:: Data listing ::
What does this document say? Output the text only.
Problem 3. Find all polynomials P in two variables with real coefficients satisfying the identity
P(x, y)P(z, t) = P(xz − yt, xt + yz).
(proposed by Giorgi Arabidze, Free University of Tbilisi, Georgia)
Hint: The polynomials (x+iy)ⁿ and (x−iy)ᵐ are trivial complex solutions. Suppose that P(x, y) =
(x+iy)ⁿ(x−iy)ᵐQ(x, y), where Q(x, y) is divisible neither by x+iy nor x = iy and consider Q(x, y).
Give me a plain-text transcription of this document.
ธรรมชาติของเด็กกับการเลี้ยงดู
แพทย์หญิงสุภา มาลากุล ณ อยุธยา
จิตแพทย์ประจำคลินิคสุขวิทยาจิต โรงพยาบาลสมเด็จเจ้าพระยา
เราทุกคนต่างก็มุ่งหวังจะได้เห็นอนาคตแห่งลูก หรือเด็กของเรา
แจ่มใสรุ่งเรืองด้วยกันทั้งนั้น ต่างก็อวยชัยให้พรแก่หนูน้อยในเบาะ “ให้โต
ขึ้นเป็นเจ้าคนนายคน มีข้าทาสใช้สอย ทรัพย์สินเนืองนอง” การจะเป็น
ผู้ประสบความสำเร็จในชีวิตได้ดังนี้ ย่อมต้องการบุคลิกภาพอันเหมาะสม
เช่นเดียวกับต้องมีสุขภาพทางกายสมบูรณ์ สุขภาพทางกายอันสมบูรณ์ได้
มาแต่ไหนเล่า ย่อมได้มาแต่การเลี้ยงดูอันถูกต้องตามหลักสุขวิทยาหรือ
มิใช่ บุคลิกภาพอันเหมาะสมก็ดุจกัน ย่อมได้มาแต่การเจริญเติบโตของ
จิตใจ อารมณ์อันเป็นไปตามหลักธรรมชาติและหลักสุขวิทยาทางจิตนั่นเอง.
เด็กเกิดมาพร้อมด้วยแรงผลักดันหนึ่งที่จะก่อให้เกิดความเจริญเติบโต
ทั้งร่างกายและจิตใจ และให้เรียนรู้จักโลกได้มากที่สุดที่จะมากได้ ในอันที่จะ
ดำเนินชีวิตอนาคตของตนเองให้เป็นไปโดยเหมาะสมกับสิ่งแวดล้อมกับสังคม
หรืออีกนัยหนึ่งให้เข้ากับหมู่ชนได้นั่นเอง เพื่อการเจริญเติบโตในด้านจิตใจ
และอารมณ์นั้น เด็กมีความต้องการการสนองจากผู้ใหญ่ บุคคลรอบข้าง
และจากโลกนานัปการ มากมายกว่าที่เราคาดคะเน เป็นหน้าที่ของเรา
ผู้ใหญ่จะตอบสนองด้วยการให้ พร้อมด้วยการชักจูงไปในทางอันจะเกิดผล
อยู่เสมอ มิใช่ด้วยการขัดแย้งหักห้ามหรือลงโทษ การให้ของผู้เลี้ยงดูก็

:: Exercise instructions ::
In the data above, how many lines contain the string "document"? Answer with the number only.

:: Written solution ::
2